▶ Your goal
Say the number of lines in the records below that hold the word "region", and only that number.
::: Task input
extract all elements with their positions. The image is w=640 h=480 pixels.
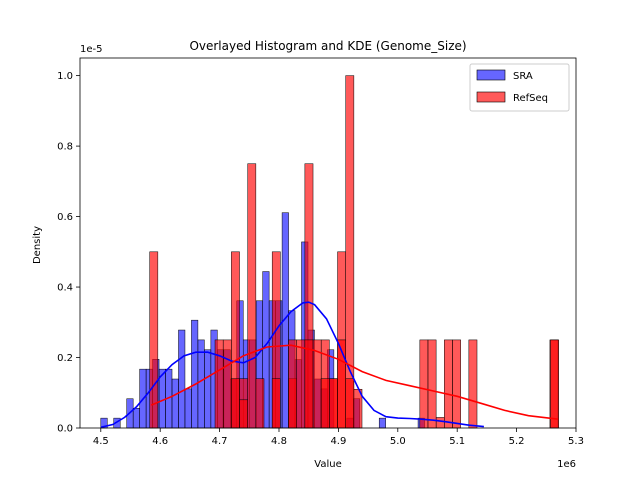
plot-frame xyxy=(79,57,577,429)
kde-line-sra xyxy=(100,301,484,429)
y-axis: 0.0 0.2 0.4 0.6 0.8 1.0 xyxy=(57,71,80,435)
x-tick-label: 4.9 xyxy=(330,436,346,447)
bar-refseq-extra-14 xyxy=(329,378,338,429)
bar-sra-13 xyxy=(184,388,192,429)
bar-refseq-extra-11 xyxy=(288,339,297,429)
bar-refseq-12 xyxy=(247,163,257,429)
bar-refseq-18 xyxy=(296,339,306,429)
bar-refseq-extra-12 xyxy=(304,339,314,429)
x-tick-label: 5.1 xyxy=(449,436,465,447)
y-axis-label: Density xyxy=(32,226,43,264)
legend: SRA RefSeq xyxy=(469,63,570,112)
legend-swatch-refseq xyxy=(476,91,506,103)
bar-refseq-9 xyxy=(222,339,232,429)
x-tick-label: 4.5 xyxy=(93,436,109,447)
legend-swatch-sra xyxy=(476,69,506,81)
legend-label-sra: SRA xyxy=(513,71,533,82)
bar-sra-11 xyxy=(171,378,179,429)
bar-sra-5 xyxy=(132,408,140,429)
y-tick-label: 0.4 xyxy=(57,283,73,294)
bar-refseq-extra-16 xyxy=(345,378,355,429)
bar-sra-15 xyxy=(197,339,205,429)
bar-refseq-extra-7 xyxy=(231,378,240,429)
x-tick-label: 4.7 xyxy=(212,436,228,447)
bar-sra-43 xyxy=(378,417,386,429)
x-tick-label: 4.6 xyxy=(152,436,168,447)
x-tick-label: 5.2 xyxy=(509,436,525,447)
bar-refseq-extra-0 xyxy=(419,339,429,429)
x-axis-label: Value xyxy=(314,459,341,470)
y-tick-label: 0.8 xyxy=(57,142,73,153)
y-tick-label: 0.6 xyxy=(57,212,73,223)
bar-refseq-extra-3 xyxy=(452,339,461,429)
y-tick-label: 1.0 xyxy=(57,71,73,82)
bar-sra-12 xyxy=(178,329,186,429)
y-scale-label: 1e-5 xyxy=(80,44,103,55)
bar-refseq-extra-8 xyxy=(239,399,248,429)
chart-title: Overlayed Histogram and KDE (Genome_Size… xyxy=(189,39,466,53)
bar-refseq-extra-4 xyxy=(468,339,478,429)
bar-refseq-extra-2 xyxy=(444,339,453,429)
bar-refseq-extra-13 xyxy=(320,378,330,429)
bar-sra-16 xyxy=(204,349,212,429)
x-axis: 4.5 4.6 4.7 4.8 4.9 5.0 5.1 5.2 5.3 xyxy=(93,428,584,447)
kde-line-refseq xyxy=(150,344,559,420)
bar-refseq-extra-18 xyxy=(435,417,445,429)
bar-refseq-extra-9 xyxy=(255,378,265,429)
legend-label-refseq: RefSeq xyxy=(513,93,548,104)
bar-refseq-extra-6 xyxy=(214,339,224,429)
bar-refseq-extra-5 xyxy=(550,339,559,429)
x-tick-label: 5.0 xyxy=(390,436,406,447)
plot-area xyxy=(79,57,577,429)
x-tick-label: 4.8 xyxy=(271,436,287,447)
y-tick-label: 0.0 xyxy=(57,424,73,435)
x-scale-label: 1e6 xyxy=(557,459,576,470)
bar-refseq-0 xyxy=(149,251,159,429)
bar-refseq-extra-15 xyxy=(337,339,346,429)
bar-sra-14 xyxy=(191,319,199,429)
bar-refseq-extra-10 xyxy=(271,378,281,429)
x-tick-label: 5.3 xyxy=(568,436,584,447)
y-tick-label: 0.2 xyxy=(57,353,73,364)
bar-refseq-extra-1 xyxy=(427,339,437,429)
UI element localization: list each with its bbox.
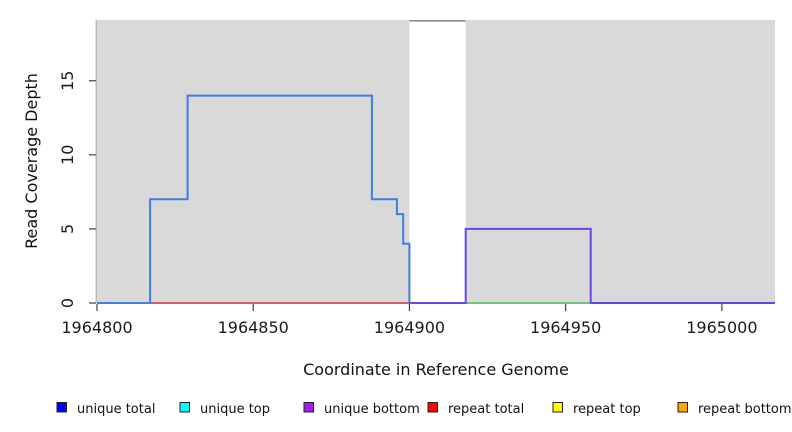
legend-label: unique total (77, 402, 155, 417)
legend-label: unique bottom (324, 402, 420, 417)
series-line-unique-total (97, 94, 411, 304)
legend-swatch-repeat-bottom (677, 402, 688, 413)
y-tick-label: 0 (58, 298, 77, 308)
legend: unique total unique top unique bottom repea… (56, 402, 792, 417)
y-axis-title: Read Coverage Depth (22, 73, 41, 249)
shaded-region (465, 20, 775, 303)
y-tick-label: 5 (58, 224, 77, 234)
legend-swatch-unique-top (179, 402, 190, 413)
legend-swatch-repeat-top (552, 402, 563, 413)
legend-swatch-unique-bottom (303, 402, 314, 413)
y-tick-label: 15 (58, 71, 77, 91)
x-tick-label: 1964800 (61, 318, 132, 337)
legend-swatch-unique-total (56, 402, 67, 413)
legend-label: unique top (200, 402, 270, 417)
x-tick-label: 1965000 (686, 318, 757, 337)
x-tick-label: 1964950 (530, 318, 601, 337)
y-tick-label: 10 (58, 145, 77, 165)
x-tick-label: 1964850 (218, 318, 289, 337)
plot-layer: 1964800 1964850 1964900 1964950 1965000 0 5 10 1… (58, 19, 775, 337)
legend-label: repeat total (448, 402, 524, 417)
legend-swatch-repeat-total (427, 402, 438, 413)
legend-label: repeat bottom (698, 402, 792, 417)
shaded-region (97, 20, 410, 303)
x-tick-label: 1964900 (374, 318, 445, 337)
legend-label: repeat top (573, 402, 641, 417)
series-line-unique-bottom (409, 227, 775, 304)
x-axis-title: Coordinate in Reference Genome (303, 360, 569, 379)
::::::
▶ Written reply
2